#### EXERCISE DESCRIPTION:
Repeat all the records exactly, omitting pictures.

#### EXCERPTED DATA:
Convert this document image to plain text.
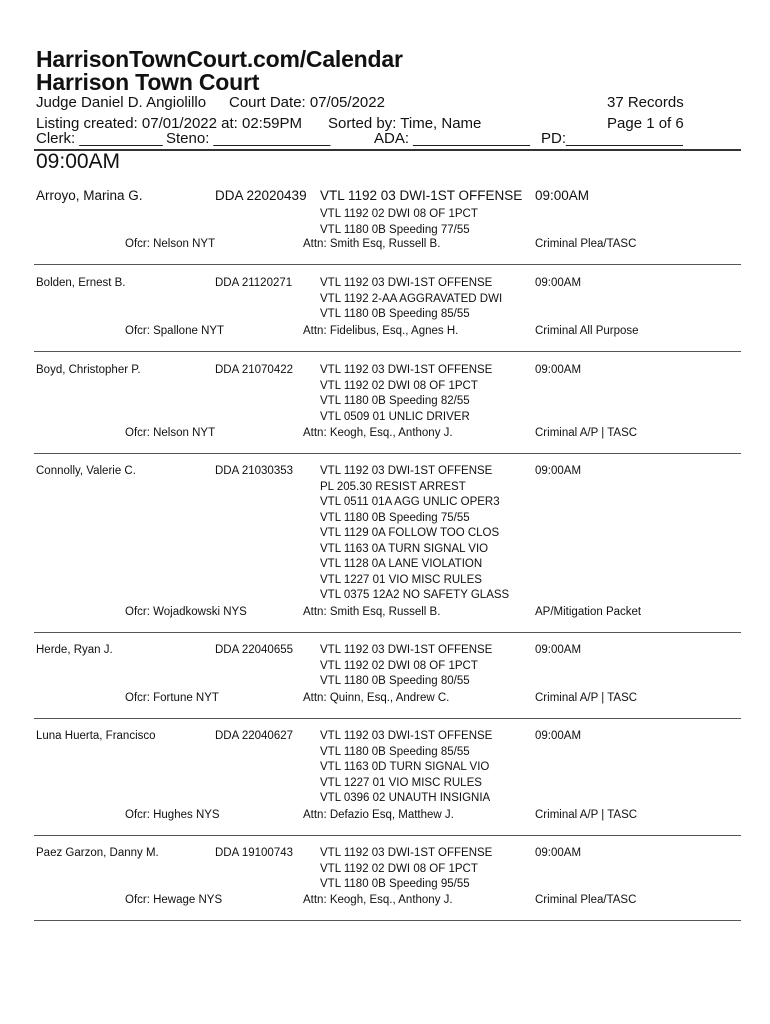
HarrisonTownCourt.com/Calendar
Harrison Town Court
Judge Daniel D. Angiolillo Court Date: 07/05/2022	37 Records
Listing created: 07/01/2022 at: 02:59PM Sorted by: Time, Name	Page 1 of 6
Clerk: __________ Steno: ______________	ADA: ______________ PD:______________
09:00AM
Arroyo, Marina G.	DDA 22020439	09:00AM
VTL 1192 03 DWI-1ST OFFENSE
VTL 1192 02 DWI 08 OF 1PCT
VTL 1180 0B Speeding 77/55
Ofcr: Nelson NYT	Attn: Smith Esq, Russell B.	Criminal Plea/TASC
Bolden, Ernest B.	DDA 21120271	09:00AM
VTL 1192 03 DWI-1ST OFFENSE
VTL 1192 2-AA AGGRAVATED DWI
VTL 1180 0B Speeding 85/55
Ofcr: Spallone NYT	Attn: Fidelibus, Esq., Agnes H.	Criminal All Purpose
Boyd, Christopher P.	DDA 21070422	09:00AM
VTL 1192 03 DWI-1ST OFFENSE
VTL 1192 02 DWI 08 OF 1PCT
VTL 1180 0B Speeding 82/55
VTL 0509 01 UNLIC DRIVER
Ofcr: Nelson NYT	Attn: Keogh, Esq., Anthony J.	Criminal A/P | TASC
Connolly, Valerie C.	DDA 21030353	09:00AM
VTL 1192 03 DWI-1ST OFFENSE
PL 205.30 RESIST ARREST
VTL 0511 01A AGG UNLIC OPER3
VTL 1180 0B Speeding 75/55
VTL 1129 0A FOLLOW TOO CLOS
VTL 1163 0A TURN SIGNAL VIO
VTL 1128 0A LANE VIOLATION
VTL 1227 01 VIO MISC RULES
VTL 0375 12A2 NO SAFETY GLASS
Ofcr: Wojadkowski NYS	Attn: Smith Esq, Russell B.	AP/Mitigation Packet
Herde, Ryan J.	DDA 22040655	09:00AM
VTL 1192 03 DWI-1ST OFFENSE
VTL 1192 02 DWI 08 OF 1PCT
VTL 1180 0B Speeding 80/55
Ofcr: Fortune NYT	Attn: Quinn, Esq., Andrew C.	Criminal A/P | TASC
Luna Huerta, Francisco	DDA 22040627	09:00AM
VTL 1192 03 DWI-1ST OFFENSE
VTL 1180 0B Speeding 85/55
VTL 1163 0D TURN SIGNAL VIO
VTL 1227 01 VIO MISC RULES
VTL 0396 02 UNAUTH INSIGNIA
Ofcr: Hughes NYS	Attn: Defazio Esq, Matthew J.	Criminal A/P | TASC
Paez Garzon, Danny M.	DDA 19100743	09:00AM
VTL 1192 03 DWI-1ST OFFENSE
VTL 1192 02 DWI 08 OF 1PCT
VTL 1180 0B Speeding 95/55
Ofcr: Hewage NYS	Attn: Keogh, Esq., Anthony J.	Criminal Plea/TASC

#### FINISHED TASK:
Convert this document image to plain text.
HarrisonTownCourt.com/Calendar
Harrison Town Court
Judge Daniel D. Angiolillo Court Date: 07/05/2022	37 Records
Listing created: 07/01/2022 at: 02:59PM Sorted by: Time, Name	Page 1 of 6
Clerk: __________ Steno: ______________	ADA: ______________ PD:______________
09:00AM
Arroyo, Marina G.	DDA 22020439	09:00AM
VTL 1192 03 DWI-1ST OFFENSE
VTL 1192 02 DWI 08 OF 1PCT
VTL 1180 0B Speeding 77/55
Ofcr: Nelson NYT	Attn: Smith Esq, Russell B.	Criminal Plea/TASC
Bolden, Ernest B.	DDA 21120271	09:00AM
VTL 1192 03 DWI-1ST OFFENSE
VTL 1192 2-AA AGGRAVATED DWI
VTL 1180 0B Speeding 85/55
Ofcr: Spallone NYT	Attn: Fidelibus, Esq., Agnes H.	Criminal All Purpose
Boyd, Christopher P.	DDA 21070422	09:00AM
VTL 1192 03 DWI-1ST OFFENSE
VTL 1192 02 DWI 08 OF 1PCT
VTL 1180 0B Speeding 82/55
VTL 0509 01 UNLIC DRIVER
Ofcr: Nelson NYT	Attn: Keogh, Esq., Anthony J.	Criminal A/P | TASC
Connolly, Valerie C.	DDA 21030353	09:00AM
VTL 1192 03 DWI-1ST OFFENSE
PL 205.30 RESIST ARREST
VTL 0511 01A AGG UNLIC OPER3
VTL 1180 0B Speeding 75/55
VTL 1129 0A FOLLOW TOO CLOS
VTL 1163 0A TURN SIGNAL VIO
VTL 1128 0A LANE VIOLATION
VTL 1227 01 VIO MISC RULES
VTL 0375 12A2 NO SAFETY GLASS
Ofcr: Wojadkowski NYS	Attn: Smith Esq, Russell B.	AP/Mitigation Packet
Herde, Ryan J.	DDA 22040655	09:00AM
VTL 1192 03 DWI-1ST OFFENSE
VTL 1192 02 DWI 08 OF 1PCT
VTL 1180 0B Speeding 80/55
Ofcr: Fortune NYT	Attn: Quinn, Esq., Andrew C.	Criminal A/P | TASC
Luna Huerta, Francisco	DDA 22040627	09:00AM
VTL 1192 03 DWI-1ST OFFENSE
VTL 1180 0B Speeding 85/55
VTL 1163 0D TURN SIGNAL VIO
VTL 1227 01 VIO MISC RULES
VTL 0396 02 UNAUTH INSIGNIA
Ofcr: Hughes NYS	Attn: Defazio Esq, Matthew J.	Criminal A/P | TASC
Paez Garzon, Danny M.	DDA 19100743	09:00AM
VTL 1192 03 DWI-1ST OFFENSE
VTL 1192 02 DWI 08 OF 1PCT
VTL 1180 0B Speeding 95/55
Ofcr: Hewage NYS	Attn: Keogh, Esq., Anthony J.	Criminal Plea/TASC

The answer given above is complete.